Work to complete >> In the entries that follow, how many lines hold the string "представлены"? Give only that number.

Provided records >>
[Begin]
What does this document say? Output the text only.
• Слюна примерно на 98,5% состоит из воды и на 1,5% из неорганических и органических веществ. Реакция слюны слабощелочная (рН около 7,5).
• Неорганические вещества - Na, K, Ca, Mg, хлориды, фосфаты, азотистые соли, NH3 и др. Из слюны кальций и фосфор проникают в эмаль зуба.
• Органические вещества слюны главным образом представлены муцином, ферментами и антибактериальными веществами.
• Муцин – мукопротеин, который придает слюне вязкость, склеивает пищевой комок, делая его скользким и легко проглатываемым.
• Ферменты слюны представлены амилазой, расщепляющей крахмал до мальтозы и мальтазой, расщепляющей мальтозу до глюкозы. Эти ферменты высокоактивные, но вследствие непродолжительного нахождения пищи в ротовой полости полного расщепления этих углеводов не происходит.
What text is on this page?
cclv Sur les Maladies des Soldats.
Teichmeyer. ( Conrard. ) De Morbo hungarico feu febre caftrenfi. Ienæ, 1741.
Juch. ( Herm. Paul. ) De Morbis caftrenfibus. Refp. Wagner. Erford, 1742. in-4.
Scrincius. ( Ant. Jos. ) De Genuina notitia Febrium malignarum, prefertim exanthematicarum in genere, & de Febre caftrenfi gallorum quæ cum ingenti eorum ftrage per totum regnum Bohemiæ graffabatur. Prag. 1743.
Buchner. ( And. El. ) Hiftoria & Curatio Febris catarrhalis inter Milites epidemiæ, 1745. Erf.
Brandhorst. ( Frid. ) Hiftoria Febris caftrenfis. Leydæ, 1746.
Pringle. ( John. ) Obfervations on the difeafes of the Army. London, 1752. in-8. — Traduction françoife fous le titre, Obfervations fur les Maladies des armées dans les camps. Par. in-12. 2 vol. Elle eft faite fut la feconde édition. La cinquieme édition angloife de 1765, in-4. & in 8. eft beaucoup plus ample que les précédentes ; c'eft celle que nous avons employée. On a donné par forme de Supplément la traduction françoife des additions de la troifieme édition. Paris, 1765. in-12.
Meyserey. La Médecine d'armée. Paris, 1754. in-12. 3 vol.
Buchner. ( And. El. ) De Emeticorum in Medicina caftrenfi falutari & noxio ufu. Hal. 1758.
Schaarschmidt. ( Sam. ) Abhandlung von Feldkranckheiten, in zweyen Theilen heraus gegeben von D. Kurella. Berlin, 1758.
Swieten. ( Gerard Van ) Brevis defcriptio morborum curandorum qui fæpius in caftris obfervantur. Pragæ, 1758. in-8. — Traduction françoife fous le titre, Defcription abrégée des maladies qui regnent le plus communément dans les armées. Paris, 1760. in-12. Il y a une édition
[End]
Exercise result >> 2